__WORK TO BE COMPLETED__: Return each line containing "later".

__SUPPLIED RECORDS__:
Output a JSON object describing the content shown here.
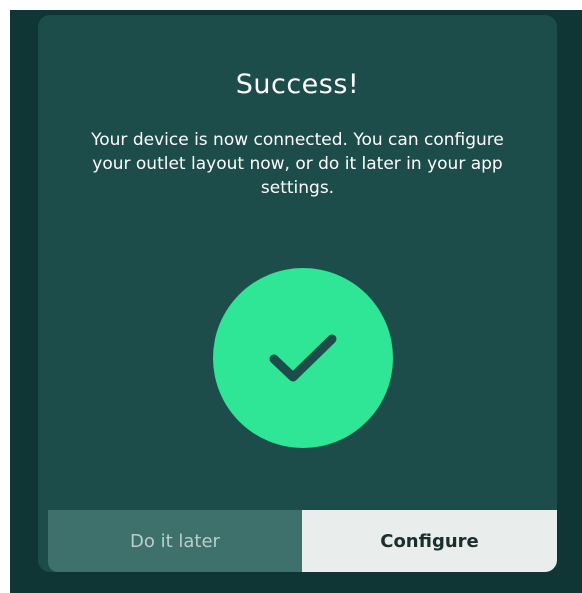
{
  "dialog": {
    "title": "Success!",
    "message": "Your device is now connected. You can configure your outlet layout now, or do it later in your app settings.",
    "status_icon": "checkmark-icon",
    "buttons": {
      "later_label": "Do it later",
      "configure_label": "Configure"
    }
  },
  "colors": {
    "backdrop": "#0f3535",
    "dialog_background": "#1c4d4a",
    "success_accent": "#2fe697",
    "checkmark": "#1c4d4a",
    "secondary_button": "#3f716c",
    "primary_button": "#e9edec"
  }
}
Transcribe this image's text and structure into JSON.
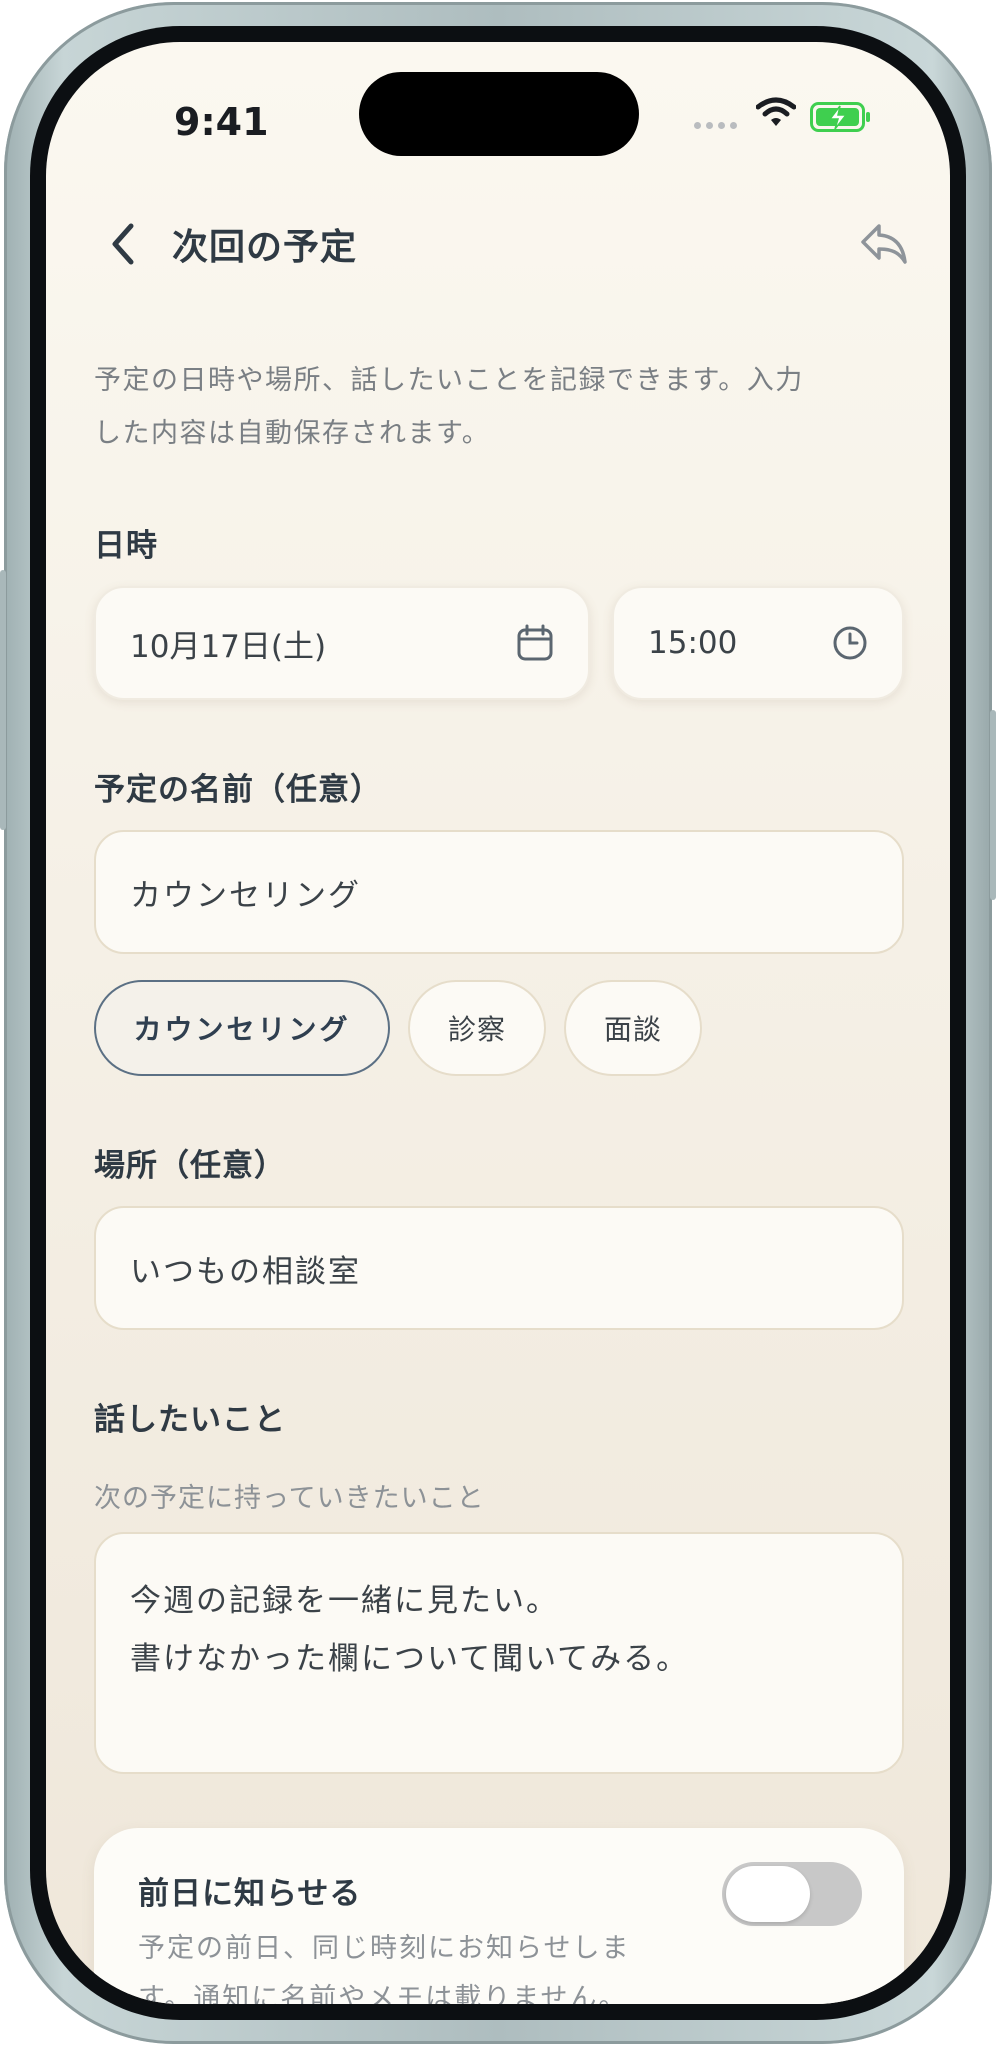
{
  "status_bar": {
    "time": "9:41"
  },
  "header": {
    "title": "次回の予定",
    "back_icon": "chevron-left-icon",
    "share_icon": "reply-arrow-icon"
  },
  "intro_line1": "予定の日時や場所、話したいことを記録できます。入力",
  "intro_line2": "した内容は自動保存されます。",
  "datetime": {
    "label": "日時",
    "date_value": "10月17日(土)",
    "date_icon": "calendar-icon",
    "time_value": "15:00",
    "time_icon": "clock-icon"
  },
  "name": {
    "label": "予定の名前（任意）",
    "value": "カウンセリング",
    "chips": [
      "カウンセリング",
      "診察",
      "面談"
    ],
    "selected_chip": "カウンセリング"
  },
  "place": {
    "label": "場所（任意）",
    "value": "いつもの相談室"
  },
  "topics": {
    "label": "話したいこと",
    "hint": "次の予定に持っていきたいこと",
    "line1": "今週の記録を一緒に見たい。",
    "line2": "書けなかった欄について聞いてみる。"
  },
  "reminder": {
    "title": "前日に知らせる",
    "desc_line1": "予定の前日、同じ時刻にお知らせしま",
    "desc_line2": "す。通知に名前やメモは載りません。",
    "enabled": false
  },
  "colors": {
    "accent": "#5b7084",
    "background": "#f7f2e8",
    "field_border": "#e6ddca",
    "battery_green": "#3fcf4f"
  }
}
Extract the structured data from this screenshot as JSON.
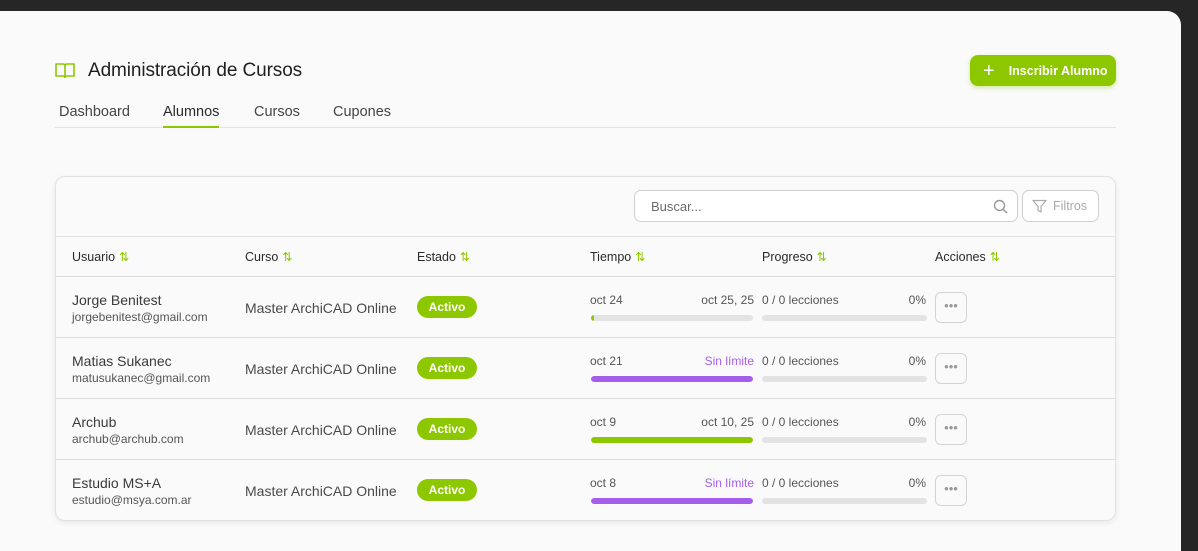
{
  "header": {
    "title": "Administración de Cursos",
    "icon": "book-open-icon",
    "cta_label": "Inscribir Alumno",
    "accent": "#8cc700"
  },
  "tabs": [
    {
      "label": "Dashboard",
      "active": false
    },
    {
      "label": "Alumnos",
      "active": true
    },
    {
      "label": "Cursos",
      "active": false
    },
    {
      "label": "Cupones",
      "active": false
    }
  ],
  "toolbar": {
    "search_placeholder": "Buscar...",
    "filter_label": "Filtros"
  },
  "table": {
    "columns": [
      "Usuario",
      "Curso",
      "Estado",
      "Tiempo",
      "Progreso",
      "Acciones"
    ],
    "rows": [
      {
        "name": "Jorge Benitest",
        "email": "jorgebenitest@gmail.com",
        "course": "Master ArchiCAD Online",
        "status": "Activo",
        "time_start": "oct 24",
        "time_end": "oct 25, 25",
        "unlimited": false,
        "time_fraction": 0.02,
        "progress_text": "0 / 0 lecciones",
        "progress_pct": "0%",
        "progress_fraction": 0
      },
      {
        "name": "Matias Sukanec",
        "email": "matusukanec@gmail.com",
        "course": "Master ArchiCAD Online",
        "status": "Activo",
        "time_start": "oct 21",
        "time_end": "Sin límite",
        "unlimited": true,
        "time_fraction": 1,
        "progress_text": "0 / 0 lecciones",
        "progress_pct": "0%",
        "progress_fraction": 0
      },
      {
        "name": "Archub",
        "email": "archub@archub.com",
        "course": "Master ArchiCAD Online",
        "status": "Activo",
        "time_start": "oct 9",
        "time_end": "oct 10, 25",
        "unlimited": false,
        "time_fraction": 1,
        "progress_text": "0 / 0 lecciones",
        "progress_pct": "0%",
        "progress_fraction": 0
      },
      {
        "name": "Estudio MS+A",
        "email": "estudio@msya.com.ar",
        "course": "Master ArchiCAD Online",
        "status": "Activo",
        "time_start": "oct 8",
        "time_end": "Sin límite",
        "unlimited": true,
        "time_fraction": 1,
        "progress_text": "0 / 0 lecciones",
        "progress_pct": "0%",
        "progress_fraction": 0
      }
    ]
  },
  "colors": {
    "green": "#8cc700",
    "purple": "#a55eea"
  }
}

__OUTPUT FOR THIS EXERCISE__:
    "message": "Your device is now connected. You can configure your outlet layout now, or do it later in your app settings.",
      "later_label": "Do it later",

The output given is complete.